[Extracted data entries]
[Start]
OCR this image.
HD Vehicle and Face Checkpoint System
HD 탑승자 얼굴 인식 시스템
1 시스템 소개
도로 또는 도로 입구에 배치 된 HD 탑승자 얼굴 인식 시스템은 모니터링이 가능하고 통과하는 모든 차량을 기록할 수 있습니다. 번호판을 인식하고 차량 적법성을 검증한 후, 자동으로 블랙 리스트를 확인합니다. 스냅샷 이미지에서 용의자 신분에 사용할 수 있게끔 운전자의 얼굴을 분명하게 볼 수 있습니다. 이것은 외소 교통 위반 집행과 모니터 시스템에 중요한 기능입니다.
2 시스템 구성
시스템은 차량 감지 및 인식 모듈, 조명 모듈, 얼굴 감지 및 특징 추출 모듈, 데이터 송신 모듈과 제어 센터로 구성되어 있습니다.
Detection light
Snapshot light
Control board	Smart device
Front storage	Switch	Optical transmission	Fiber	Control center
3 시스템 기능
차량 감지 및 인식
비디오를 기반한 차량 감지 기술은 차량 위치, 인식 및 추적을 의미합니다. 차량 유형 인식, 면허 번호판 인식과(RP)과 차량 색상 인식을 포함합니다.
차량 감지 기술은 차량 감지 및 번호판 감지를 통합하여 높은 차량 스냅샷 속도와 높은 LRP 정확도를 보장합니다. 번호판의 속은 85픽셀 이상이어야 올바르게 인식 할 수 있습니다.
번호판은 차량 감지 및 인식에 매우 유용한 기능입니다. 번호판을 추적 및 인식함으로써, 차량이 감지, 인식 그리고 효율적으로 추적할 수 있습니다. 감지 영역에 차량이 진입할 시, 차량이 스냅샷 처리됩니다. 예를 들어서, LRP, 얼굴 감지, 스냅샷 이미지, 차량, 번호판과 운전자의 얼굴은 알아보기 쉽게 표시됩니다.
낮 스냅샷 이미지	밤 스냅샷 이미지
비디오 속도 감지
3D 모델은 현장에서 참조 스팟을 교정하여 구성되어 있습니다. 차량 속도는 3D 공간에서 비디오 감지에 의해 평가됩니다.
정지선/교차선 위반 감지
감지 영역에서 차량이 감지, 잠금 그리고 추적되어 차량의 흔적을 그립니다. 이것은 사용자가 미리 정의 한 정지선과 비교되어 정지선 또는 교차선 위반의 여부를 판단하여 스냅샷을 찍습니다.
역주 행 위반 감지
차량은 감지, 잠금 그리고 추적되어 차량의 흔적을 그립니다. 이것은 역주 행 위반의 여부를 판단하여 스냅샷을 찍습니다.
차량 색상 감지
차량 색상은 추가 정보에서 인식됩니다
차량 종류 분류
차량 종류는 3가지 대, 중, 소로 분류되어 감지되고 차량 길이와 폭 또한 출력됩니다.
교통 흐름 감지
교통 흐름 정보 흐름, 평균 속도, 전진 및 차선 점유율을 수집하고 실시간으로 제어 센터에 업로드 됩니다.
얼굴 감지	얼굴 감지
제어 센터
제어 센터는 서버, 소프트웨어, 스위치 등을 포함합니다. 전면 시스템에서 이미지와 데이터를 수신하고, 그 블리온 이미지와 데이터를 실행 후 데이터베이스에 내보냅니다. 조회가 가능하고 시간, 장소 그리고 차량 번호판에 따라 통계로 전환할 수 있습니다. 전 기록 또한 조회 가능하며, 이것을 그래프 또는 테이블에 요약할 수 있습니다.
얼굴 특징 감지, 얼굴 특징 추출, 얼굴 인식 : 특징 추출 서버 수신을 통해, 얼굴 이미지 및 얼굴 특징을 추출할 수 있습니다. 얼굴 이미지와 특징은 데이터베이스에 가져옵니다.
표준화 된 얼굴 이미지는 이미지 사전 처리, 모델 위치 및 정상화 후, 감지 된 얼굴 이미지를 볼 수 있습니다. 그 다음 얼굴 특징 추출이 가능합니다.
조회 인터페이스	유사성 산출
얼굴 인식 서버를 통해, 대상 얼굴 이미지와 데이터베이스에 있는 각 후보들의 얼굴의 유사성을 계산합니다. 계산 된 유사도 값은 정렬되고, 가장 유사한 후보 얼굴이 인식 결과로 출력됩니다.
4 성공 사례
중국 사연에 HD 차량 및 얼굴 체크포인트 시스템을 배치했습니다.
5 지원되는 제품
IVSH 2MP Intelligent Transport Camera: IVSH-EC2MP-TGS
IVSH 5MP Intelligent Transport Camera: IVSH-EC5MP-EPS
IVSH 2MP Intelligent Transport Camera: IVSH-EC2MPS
[End]
[Start]
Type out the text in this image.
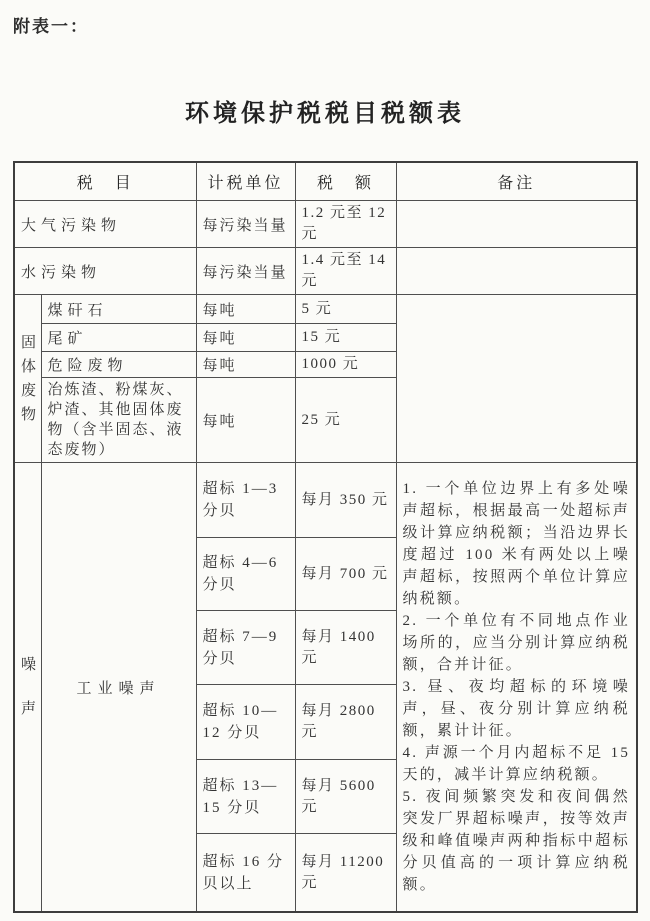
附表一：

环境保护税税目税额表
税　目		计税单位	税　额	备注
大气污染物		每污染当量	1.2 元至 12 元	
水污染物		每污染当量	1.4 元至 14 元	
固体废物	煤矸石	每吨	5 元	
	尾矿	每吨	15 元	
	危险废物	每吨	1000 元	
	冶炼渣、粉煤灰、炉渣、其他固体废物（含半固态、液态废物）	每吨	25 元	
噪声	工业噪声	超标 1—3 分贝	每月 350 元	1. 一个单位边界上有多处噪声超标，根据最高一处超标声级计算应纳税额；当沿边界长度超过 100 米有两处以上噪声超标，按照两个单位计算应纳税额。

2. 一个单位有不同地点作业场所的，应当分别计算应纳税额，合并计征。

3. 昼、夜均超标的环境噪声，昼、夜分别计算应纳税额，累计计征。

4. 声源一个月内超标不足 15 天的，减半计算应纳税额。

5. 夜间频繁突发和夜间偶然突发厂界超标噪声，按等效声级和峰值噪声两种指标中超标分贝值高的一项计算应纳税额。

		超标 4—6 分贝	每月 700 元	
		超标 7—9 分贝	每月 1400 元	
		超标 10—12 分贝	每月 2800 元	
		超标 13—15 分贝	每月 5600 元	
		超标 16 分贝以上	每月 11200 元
[End]
▶ Written task:
Locate all lines that include the word "추적되어" and copy them out.

▶ Finished answer:
감지 영역에서 차량이 감지, 잠금 그리고 추적되어 차량의 흔적을 그립니다. 이것은 사용자가 미리 정의 한 정지선과 비교되어 정지선 또는 교차선 위반의 여부를 판단하여 스냅샷을 찍습니다.
차량은 감지, 잠금 그리고 추적되어 차량의 흔적을 그립니다. 이것은 역주 행 위반의 여부를 판단하여 스냅샷을 찍습니다.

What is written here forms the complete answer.